### TO BE DONE
Omit all pictures, then retype the data exactly as given.

Start of LISTED ENTRIES

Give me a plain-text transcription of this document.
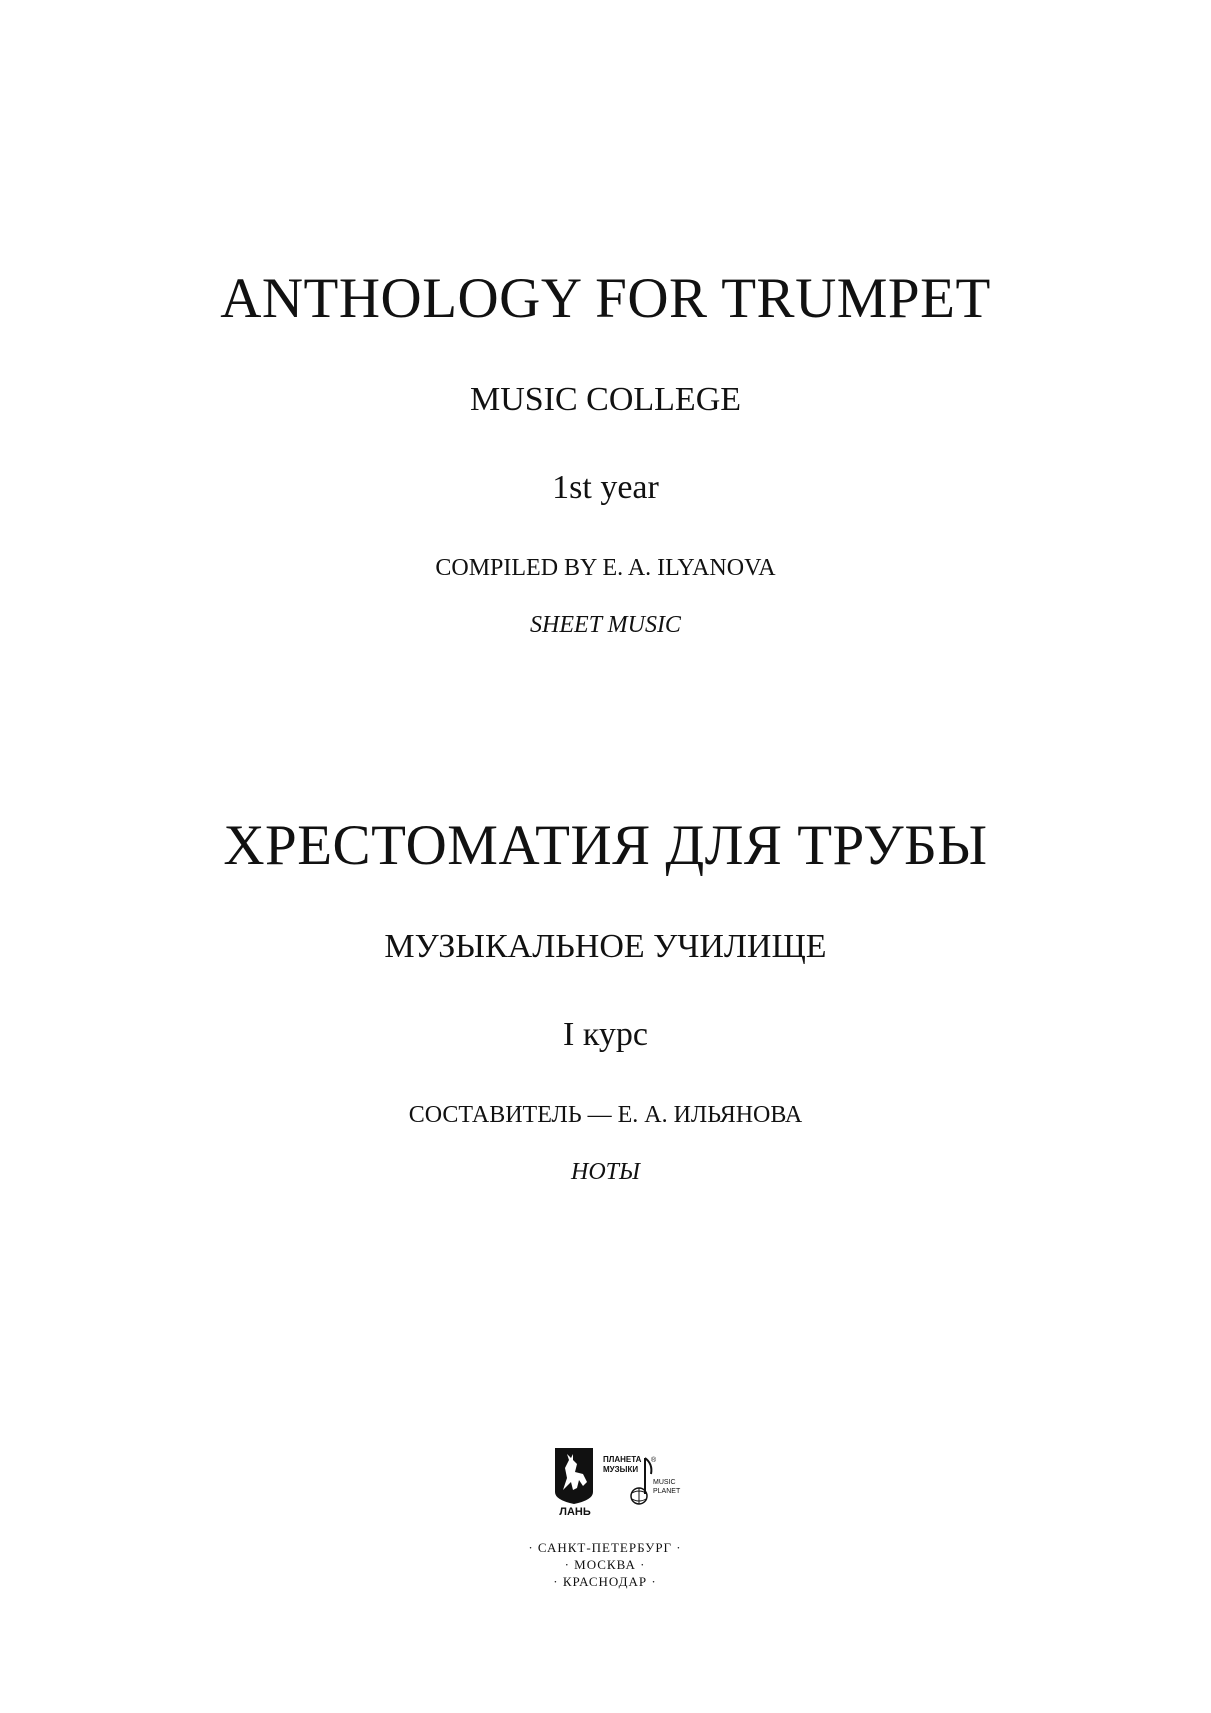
ANTHOLOGY FOR TRUMPET
MUSIC COLLEGE
1st year
COMPILED BY E. A. ILYANOVA
SHEET MUSIC
ХРЕСТОМАТИЯ ДЛЯ ТРУБЫ
МУЗЫКАЛЬНОЕ УЧИЛИЩЕ
I курс
СОСТАВИТЕЛЬ — Е. А. ИЛЬЯНОВА
НОТЫ
ЛАНЬ
ПЛАНЕТА
МУЗЫКИ
®
MUSIC
PLANET
· САНКТ-ПЕТЕРБУРГ ·
· МОСКВА ·
· КРАСНОДАР ·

End of LISTED ENTRIES

### THE REPLY
Give me a plain-text transcription of this document.
ANTHOLOGY FOR TRUMPET
MUSIC COLLEGE
1st year
COMPILED BY E. A. ILYANOVA
SHEET MUSIC
ХРЕСТОМАТИЯ ДЛЯ ТРУБЫ
МУЗЫКАЛЬНОЕ УЧИЛИЩЕ
I курс
СОСТАВИТЕЛЬ — Е. А. ИЛЬЯНОВА
НОТЫ
ЛАНЬ
ПЛАНЕТА
МУЗЫКИ
®
MUSIC
PLANET
· САНКТ-ПЕТЕРБУРГ ·
· МОСКВА ·
· КРАСНОДАР ·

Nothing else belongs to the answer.